Paris, Fondation LVMH, 22 septembre 2021 – 3 avril 2022
Lisa Bouraly
p. 178-179
Référence(s) :

«  La Collection Morozov – Icônes de l’art moderne  », Paris, Fondation LVMH, 22 septembre 2021 – 3 avril 2022

Texte intégral

1Depuis 2016, la Fondation Louis Vuitton s’est trouvé une spécialité parmi les types d’expositions à grand déploiement dont les budgets sont aujourd’hui rarement accessibles aux institutions publiques et qui ont la capacité de battre des records de fréquentation  : l’exposition des collections des grands industriels. Après «  La Collection Chtchoukine  » (2016) au record de 1,3 million de visiteurs, «  Être moderne: Le MoMA à Paris  » (2017), «  La Collection Courtauld  » (2019), la fondation, présidée par le collectionneur et troisième homme le plus riche du monde Bernard Arnault, termine sa programmation printanière 2022 avec «  La Collection Morozov  » qui enregistre 1,2 million de visiteurs.

===============

> TÂCHE COURTE 1: D'après le compte rendu de l'exposition Morozov, combien de visiteurs cette exposition a-t-elle enregistrés ?
Le texte et les enregistrements n'ont aucun lien entre eux.

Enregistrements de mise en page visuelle
===============

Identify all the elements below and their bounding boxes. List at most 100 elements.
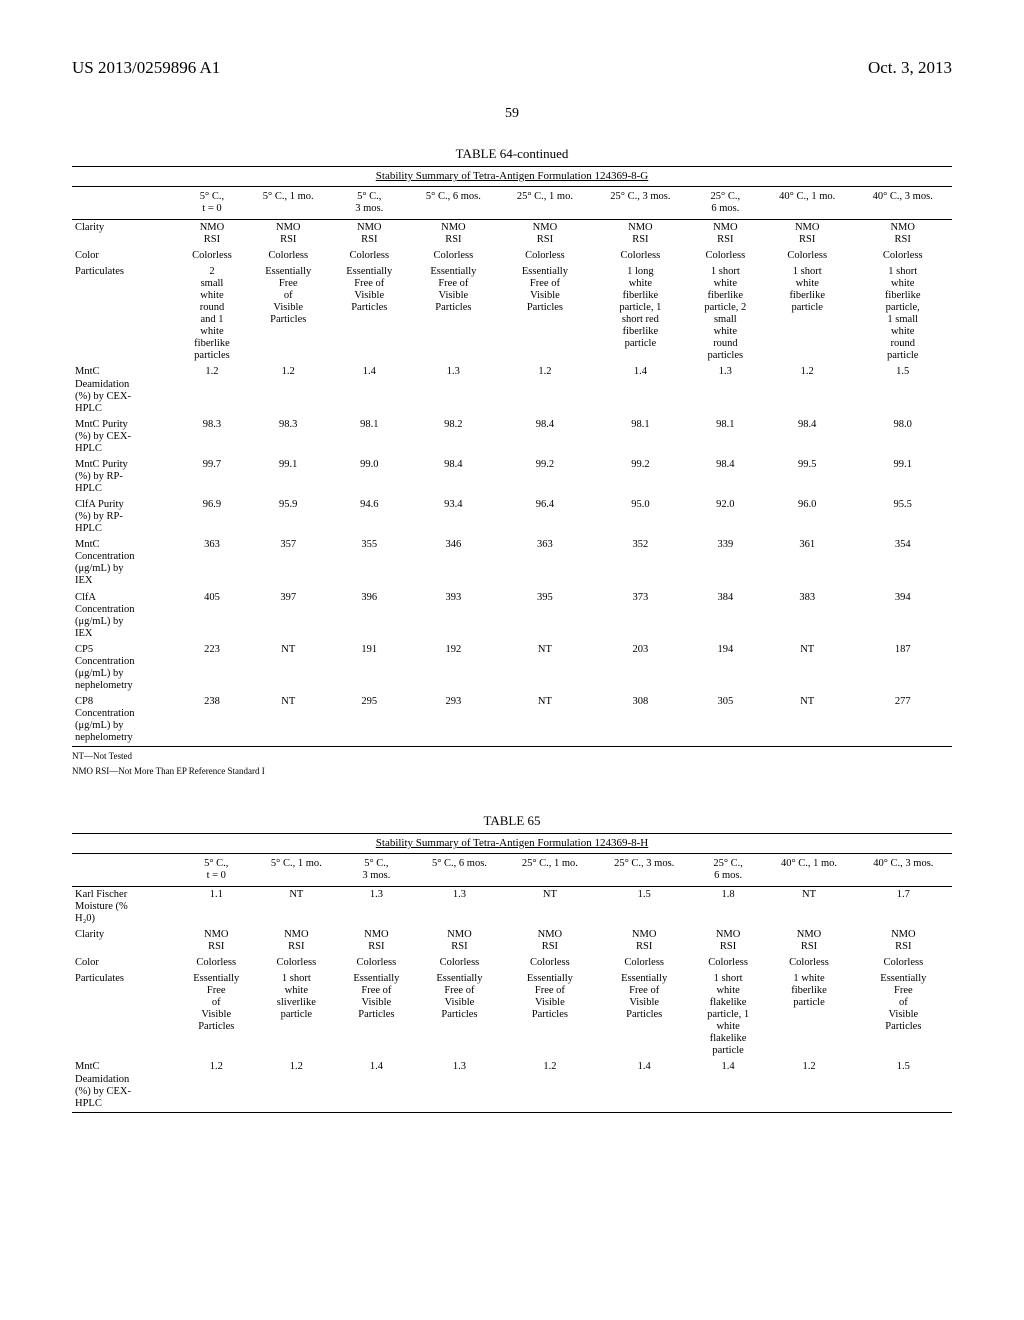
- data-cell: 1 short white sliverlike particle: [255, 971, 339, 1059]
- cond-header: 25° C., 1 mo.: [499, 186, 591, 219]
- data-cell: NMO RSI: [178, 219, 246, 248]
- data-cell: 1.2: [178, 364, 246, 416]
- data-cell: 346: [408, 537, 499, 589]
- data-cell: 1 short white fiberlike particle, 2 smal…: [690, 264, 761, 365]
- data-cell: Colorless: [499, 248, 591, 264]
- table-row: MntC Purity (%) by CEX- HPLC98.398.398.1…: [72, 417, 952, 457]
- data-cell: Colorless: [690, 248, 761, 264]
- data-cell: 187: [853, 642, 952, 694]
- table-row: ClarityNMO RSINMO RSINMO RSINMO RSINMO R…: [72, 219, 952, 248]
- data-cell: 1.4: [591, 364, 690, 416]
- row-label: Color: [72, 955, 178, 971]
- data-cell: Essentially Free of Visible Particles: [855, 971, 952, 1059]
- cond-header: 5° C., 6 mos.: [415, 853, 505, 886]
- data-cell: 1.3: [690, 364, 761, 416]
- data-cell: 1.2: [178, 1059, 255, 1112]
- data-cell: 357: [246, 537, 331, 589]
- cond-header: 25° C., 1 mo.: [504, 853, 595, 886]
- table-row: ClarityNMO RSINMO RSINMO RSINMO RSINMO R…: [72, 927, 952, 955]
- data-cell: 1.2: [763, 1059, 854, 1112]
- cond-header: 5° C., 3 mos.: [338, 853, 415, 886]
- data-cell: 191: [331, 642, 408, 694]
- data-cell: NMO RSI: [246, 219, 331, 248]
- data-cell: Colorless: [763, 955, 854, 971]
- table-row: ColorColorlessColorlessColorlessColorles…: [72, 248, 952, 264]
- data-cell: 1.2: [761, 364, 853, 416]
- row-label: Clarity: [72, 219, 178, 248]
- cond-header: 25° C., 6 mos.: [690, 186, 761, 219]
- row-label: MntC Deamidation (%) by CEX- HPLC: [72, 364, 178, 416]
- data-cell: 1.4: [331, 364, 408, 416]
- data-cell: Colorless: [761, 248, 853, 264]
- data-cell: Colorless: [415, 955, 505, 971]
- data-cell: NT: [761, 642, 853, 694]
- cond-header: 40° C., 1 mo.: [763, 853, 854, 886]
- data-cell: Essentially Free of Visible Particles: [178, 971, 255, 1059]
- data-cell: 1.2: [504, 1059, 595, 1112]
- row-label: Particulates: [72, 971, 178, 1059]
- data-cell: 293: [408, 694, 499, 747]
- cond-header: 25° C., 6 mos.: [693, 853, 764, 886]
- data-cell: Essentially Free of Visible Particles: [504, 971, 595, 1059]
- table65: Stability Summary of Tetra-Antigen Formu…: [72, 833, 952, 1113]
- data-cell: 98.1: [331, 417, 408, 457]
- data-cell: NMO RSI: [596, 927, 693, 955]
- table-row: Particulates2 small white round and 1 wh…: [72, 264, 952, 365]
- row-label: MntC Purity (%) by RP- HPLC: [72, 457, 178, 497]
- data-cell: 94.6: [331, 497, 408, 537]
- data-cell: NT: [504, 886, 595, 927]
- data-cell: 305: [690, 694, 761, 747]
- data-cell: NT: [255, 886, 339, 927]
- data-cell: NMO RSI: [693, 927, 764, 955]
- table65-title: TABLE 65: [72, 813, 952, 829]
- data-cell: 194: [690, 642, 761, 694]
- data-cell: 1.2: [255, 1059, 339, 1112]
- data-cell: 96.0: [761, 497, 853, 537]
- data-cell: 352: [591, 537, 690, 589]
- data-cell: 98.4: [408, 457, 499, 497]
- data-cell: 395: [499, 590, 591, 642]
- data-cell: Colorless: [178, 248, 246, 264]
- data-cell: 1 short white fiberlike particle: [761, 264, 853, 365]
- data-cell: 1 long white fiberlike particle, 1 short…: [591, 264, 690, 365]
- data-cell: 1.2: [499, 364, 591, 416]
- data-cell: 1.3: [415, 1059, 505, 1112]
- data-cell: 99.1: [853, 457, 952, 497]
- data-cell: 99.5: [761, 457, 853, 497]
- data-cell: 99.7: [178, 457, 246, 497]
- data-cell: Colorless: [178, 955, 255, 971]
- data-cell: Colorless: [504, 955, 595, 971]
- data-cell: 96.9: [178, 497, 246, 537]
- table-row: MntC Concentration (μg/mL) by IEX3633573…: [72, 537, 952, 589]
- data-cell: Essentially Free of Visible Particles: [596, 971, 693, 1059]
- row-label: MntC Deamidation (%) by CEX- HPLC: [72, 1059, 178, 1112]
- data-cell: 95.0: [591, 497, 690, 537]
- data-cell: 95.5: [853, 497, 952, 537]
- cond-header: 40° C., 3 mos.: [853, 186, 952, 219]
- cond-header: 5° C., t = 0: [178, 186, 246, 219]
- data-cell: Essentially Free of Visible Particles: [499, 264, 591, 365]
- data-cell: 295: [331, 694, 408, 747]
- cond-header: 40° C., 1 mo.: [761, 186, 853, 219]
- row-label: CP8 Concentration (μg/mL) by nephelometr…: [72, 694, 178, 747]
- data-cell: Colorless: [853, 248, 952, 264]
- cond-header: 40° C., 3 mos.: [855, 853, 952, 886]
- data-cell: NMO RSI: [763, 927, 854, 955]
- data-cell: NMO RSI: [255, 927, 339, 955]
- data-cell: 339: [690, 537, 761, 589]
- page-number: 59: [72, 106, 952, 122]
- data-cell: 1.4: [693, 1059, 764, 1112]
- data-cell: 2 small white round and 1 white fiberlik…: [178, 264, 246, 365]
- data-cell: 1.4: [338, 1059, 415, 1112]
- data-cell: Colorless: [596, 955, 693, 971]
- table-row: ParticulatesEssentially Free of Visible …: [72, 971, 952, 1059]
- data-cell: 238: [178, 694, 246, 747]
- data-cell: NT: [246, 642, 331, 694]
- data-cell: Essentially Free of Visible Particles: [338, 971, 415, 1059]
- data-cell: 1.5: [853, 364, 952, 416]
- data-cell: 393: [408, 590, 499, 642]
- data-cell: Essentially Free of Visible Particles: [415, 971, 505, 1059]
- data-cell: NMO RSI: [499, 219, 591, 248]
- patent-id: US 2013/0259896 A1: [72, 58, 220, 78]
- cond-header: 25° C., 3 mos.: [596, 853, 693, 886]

===============

> TÂCHE COURTE 2: Dans les enregistrements, redonnez à l'identique la partie qui s'ouvre sur la ligne contenant « - data-cell: 1 short white sliverlike » et se ferme sur celle contenant « - data-cell: 191: [331, 642, 408, 694] », ces deux lignes comprises.

> RÉPONSE COMPLÈTE 1: 1,2 million de visiteurs.

> RÉPONSE COMPLÈTE 2:
- data-cell: 1 short white sliverlike particle: [255, 971, 339, 1059]
- cond-header: 25° C., 1 mo.: [499, 186, 591, 219]
- data-cell: NMO RSI: [178, 219, 246, 248]
- data-cell: 1.2: [178, 364, 246, 416]
- data-cell: 346: [408, 537, 499, 589]
- data-cell: 1 short white fiberlike particle, 2 smal…: [690, 264, 761, 365]
- data-cell: Colorless: [499, 248, 591, 264]
- table-row: MntC Purity (%) by CEX- HPLC98.398.398.1…: [72, 417, 952, 457]
- data-cell: Colorless: [690, 248, 761, 264]
- data-cell: 187: [853, 642, 952, 694]
- table-row: ClarityNMO RSINMO RSINMO RSINMO RSINMO R…: [72, 219, 952, 248]
- data-cell: 1.4: [591, 364, 690, 416]
- row-label: Color: [72, 955, 178, 971]
- data-cell: Essentially Free of Visible Particles: [855, 971, 952, 1059]
- cond-header: 5° C., 6 mos.: [415, 853, 505, 886]
- data-cell: 1.3: [690, 364, 761, 416]
- data-cell: 1.2: [178, 1059, 255, 1112]
- data-cell: 357: [246, 537, 331, 589]
- cond-header: 25° C., 1 mo.: [504, 853, 595, 886]
- table-row: ClarityNMO RSINMO RSINMO RSINMO RSINMO R…: [72, 927, 952, 955]
- data-cell: 1.2: [763, 1059, 854, 1112]
- cond-header: 5° C., 3 mos.: [338, 853, 415, 886]
- data-cell: 191: [331, 642, 408, 694]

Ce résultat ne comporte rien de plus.